__Task to carry out__: Search the data for the word "this" and copy every line where it occurs.
━━━━━━━━
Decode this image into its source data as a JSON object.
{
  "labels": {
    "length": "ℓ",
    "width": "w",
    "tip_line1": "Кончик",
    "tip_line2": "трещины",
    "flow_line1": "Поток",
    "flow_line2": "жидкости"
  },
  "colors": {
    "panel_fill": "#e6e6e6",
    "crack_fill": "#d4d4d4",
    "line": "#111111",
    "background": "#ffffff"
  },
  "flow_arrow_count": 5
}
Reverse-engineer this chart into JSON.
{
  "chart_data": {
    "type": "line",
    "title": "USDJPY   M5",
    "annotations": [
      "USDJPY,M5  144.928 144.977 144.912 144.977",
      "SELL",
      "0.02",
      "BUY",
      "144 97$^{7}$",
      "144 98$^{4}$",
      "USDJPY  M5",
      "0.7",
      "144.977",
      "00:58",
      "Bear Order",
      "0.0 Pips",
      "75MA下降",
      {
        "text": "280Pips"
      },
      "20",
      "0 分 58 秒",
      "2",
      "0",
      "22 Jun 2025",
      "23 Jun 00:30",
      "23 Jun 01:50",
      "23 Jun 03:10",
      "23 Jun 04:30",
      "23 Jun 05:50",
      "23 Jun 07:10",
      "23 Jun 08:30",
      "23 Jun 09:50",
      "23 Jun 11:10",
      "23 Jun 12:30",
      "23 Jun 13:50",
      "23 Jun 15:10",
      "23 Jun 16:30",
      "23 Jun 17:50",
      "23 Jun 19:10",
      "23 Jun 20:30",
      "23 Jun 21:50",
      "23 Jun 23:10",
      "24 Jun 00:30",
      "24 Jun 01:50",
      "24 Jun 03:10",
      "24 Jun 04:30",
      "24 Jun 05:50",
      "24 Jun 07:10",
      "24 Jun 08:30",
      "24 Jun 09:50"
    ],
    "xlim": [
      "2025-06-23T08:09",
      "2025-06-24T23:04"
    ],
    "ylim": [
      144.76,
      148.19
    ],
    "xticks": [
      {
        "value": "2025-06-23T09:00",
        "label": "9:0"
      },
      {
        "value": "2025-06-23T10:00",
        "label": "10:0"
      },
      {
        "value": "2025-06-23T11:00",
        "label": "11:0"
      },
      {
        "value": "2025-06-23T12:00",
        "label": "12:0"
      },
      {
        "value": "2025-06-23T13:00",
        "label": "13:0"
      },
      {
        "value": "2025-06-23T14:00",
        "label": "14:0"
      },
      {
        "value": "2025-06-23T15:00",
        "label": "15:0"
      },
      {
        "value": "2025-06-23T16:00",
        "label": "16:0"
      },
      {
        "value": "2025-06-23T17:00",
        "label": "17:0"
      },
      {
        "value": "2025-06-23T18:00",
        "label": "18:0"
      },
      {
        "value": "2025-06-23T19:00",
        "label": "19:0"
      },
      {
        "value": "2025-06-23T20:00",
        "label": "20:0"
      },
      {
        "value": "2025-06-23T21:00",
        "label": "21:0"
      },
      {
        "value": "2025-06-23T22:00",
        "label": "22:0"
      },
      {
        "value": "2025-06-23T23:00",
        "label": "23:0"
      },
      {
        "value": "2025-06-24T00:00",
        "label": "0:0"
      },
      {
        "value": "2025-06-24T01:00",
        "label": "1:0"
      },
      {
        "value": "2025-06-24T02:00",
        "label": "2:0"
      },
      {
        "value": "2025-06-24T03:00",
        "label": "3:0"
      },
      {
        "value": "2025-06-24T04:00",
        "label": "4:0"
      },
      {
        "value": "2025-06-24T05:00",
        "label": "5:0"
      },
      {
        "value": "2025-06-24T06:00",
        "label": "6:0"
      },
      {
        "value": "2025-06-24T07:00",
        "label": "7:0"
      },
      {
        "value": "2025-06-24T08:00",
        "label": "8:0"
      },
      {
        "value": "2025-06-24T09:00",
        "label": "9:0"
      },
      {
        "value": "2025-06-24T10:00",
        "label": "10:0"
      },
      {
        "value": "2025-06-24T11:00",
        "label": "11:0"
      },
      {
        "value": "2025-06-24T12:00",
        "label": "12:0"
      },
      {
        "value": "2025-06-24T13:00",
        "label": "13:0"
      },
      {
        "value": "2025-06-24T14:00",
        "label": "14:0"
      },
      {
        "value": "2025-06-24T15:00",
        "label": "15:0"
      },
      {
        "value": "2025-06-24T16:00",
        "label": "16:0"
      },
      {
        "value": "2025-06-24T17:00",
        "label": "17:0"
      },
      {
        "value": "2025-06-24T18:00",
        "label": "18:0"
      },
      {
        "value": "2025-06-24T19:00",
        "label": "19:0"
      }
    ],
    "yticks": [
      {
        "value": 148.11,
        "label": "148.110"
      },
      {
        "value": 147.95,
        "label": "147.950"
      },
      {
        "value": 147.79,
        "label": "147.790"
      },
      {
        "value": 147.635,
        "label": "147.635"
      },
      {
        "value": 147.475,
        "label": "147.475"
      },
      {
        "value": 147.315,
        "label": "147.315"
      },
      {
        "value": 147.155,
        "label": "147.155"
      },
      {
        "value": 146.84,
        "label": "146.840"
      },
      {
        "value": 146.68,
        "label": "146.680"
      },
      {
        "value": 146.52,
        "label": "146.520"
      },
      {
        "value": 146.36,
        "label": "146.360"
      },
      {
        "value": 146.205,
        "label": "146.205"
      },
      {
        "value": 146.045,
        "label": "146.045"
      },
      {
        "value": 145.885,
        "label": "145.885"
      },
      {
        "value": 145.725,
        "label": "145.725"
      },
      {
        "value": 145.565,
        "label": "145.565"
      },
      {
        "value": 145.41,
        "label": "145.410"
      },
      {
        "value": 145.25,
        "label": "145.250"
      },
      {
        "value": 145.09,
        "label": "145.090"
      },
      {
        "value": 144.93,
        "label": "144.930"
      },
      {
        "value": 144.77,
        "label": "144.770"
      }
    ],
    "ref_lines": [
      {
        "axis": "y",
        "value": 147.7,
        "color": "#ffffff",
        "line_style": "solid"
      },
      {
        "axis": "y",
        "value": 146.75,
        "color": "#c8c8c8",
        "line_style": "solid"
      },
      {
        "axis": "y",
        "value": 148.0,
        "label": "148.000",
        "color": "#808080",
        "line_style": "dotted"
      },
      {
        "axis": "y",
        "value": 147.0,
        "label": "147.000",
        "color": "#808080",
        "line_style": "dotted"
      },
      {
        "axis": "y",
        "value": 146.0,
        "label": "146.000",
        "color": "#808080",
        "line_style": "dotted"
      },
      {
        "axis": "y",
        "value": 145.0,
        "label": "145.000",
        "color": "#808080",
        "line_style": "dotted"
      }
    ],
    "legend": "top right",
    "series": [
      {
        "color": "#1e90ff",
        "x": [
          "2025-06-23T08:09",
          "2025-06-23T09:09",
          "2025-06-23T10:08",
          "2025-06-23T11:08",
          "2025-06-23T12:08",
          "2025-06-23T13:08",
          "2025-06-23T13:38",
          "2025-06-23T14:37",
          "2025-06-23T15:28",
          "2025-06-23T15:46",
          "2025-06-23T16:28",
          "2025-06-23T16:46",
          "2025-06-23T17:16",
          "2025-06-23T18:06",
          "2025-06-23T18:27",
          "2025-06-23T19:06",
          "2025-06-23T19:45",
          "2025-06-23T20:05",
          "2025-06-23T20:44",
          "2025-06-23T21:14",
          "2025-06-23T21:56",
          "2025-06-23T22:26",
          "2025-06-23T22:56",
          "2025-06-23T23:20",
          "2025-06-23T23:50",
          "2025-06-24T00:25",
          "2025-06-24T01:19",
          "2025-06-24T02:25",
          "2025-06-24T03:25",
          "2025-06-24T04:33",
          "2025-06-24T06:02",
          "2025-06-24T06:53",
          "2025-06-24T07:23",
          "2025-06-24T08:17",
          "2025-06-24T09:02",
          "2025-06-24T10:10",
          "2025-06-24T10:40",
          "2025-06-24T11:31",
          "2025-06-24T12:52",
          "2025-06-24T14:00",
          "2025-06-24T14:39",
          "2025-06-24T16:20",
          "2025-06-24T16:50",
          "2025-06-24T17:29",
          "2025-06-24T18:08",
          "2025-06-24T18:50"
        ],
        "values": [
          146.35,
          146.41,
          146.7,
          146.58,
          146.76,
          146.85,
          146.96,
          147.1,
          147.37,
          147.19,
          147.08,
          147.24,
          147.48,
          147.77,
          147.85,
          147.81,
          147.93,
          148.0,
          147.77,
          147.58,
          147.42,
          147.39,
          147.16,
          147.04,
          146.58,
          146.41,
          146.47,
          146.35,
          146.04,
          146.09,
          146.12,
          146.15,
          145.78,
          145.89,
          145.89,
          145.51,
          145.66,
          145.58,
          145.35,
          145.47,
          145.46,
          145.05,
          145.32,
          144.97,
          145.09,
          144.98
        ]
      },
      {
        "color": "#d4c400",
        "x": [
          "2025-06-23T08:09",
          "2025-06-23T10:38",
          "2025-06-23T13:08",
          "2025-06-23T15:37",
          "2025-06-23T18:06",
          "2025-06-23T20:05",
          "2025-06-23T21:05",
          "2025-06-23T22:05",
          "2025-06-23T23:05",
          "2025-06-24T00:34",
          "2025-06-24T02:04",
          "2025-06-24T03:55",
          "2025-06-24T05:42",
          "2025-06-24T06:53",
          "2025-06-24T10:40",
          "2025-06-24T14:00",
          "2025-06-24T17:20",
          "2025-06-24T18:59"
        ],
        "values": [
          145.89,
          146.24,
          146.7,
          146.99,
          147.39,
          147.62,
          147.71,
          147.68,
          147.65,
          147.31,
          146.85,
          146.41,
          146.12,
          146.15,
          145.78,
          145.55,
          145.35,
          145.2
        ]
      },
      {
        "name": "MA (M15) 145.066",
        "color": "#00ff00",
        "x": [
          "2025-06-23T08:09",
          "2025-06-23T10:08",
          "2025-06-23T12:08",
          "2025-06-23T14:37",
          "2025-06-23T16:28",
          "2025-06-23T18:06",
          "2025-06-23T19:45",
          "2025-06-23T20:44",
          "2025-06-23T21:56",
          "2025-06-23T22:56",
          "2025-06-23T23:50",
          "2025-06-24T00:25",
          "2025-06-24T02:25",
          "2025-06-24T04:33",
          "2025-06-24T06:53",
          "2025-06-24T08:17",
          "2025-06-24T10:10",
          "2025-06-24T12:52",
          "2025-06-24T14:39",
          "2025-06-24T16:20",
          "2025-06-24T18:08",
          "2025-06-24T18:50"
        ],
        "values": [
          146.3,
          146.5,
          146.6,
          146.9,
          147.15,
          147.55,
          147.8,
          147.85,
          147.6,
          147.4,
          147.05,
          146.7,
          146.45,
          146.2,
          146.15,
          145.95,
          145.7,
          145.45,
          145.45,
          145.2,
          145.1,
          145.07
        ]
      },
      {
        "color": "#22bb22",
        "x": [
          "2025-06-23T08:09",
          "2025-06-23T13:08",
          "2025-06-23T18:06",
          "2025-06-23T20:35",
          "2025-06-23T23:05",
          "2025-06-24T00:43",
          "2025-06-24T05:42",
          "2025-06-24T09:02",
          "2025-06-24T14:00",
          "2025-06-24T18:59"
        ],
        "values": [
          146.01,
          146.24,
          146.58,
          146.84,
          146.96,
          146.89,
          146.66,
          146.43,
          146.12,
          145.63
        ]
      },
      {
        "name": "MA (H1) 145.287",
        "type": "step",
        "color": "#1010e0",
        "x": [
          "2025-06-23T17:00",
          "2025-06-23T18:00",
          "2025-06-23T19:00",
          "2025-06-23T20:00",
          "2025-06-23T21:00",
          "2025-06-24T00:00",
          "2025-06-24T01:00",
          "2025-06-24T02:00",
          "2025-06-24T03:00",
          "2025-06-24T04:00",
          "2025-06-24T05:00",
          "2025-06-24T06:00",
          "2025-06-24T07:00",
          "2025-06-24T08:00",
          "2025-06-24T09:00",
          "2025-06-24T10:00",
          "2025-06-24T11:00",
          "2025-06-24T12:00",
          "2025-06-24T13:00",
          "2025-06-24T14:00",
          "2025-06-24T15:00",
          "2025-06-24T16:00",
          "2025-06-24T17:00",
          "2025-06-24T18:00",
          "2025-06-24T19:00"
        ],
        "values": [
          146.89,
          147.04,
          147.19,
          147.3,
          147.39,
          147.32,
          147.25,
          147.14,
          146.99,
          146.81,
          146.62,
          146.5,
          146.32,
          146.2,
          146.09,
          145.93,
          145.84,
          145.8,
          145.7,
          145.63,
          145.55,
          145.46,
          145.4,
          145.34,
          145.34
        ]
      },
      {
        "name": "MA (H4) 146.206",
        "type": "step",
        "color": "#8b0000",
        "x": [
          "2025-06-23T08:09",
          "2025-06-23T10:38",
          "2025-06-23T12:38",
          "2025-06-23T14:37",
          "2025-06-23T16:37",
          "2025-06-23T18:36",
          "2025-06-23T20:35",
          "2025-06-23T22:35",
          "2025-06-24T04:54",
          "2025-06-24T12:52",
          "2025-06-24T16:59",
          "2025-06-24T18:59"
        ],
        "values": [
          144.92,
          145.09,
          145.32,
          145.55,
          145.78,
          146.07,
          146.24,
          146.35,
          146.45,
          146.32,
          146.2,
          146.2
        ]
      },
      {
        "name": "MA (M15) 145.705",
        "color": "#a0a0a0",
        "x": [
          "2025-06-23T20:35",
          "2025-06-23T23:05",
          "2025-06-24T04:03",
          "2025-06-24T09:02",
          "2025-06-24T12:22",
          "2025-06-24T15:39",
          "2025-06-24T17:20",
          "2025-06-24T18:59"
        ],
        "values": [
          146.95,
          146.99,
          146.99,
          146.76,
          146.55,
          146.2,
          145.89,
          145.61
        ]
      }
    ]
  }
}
━━━━━━━━
__Result__:
Decode this image into its source data as a JSON object.
Reverse-engineer this chart into JSON.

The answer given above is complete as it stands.